TASK PROMPT:
State how many lines in the entries below contain "gauge". Write nothing but the number.

***** SOURCE RECORDS

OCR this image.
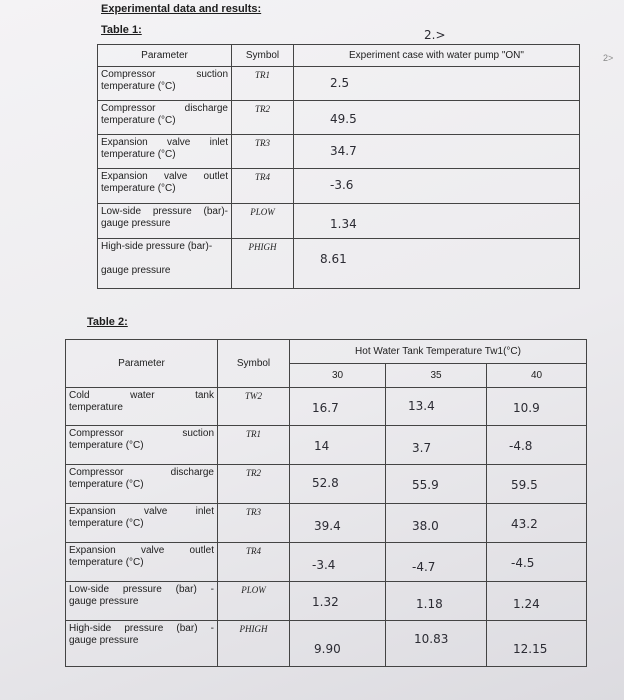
Experimental data and results:
Table 1:	2.>
2>
Parameter	Symbol	Experiment case with water pump "ON"

Compressor suction
temperature (°C)	TR1	2.5

Compressor discharge
temperature (°C)	TR2	49.5

Expansion valve inlet
temperature (°C)	TR3	34.7

Expansion valve outlet
temperature (°C)	TR4	-3.6

Low-side pressure (bar)-
gauge pressure	PLOW	1.34

High-side pressure (bar)-

gauge pressure	PHIGH	8.61
Table 2:
Parameter	Symbol	Hot Water Tank Temperature Tw1(°C)		
		30	35	40

Cold water tank
temperature	TW2	16.7	13.4	10.9

Compressor suction
temperature (°C)	TR1	14	3.7	-4.8

Compressor discharge
temperature (°C)	TR2	52.8	55.9	59.5

Expansion valve inlet
temperature (°C)	TR3	39.4	38.0	43.2

Expansion valve outlet
temperature (°C)	TR4	-3.4	-4.7	-4.5

Low-side pressure (bar) -
gauge pressure	PLOW	1.32	1.18	1.24

High-side pressure (bar) -
gauge pressure	PHIGH	9.90	10.83	12.15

**********

FINAL RESULT:
4